• _What to work on_
Pick out the lines in the listing below that contain the word "detached" and copy them.

• _Data supplied_
◇ ◇ ◇ ◇ ◇ ◇ ◇

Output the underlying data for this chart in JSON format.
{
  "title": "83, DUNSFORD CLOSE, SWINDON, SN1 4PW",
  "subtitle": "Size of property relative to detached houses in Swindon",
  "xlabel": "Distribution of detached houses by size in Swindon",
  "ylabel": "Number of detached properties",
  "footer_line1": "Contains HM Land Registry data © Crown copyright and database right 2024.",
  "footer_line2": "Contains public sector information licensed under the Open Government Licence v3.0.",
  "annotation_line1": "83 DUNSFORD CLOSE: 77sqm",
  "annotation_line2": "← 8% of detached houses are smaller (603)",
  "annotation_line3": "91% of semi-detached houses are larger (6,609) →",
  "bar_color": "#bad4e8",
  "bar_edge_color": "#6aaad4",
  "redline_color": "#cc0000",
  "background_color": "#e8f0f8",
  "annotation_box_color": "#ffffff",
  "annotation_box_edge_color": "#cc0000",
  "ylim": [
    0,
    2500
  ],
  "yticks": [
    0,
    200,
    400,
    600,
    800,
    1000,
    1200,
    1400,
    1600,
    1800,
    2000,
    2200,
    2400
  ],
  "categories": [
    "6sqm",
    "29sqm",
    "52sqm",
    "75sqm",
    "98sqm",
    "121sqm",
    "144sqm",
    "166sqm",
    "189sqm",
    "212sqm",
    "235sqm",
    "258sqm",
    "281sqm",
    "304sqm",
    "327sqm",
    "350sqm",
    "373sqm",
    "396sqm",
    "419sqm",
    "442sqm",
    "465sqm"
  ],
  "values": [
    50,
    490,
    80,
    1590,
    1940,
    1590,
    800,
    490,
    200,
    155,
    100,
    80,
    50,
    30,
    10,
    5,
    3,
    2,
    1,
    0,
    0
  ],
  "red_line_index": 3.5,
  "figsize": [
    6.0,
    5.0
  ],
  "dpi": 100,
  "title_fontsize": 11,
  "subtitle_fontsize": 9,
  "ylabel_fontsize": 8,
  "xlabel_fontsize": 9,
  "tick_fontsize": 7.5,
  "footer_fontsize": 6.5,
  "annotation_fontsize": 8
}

◇ ◇ ◇ ◇ ◇ ◇ ◇

• _Result for this exercise_
  "subtitle": "Size of property relative to detached houses in Swindon",
  "xlabel": "Distribution of detached houses by size in Swindon",
  "ylabel": "Number of detached properties",
  "annotation_line2": "← 8% of detached houses are smaller (603)",
  "annotation_line3": "91% of semi-detached houses are larger (6,609) →",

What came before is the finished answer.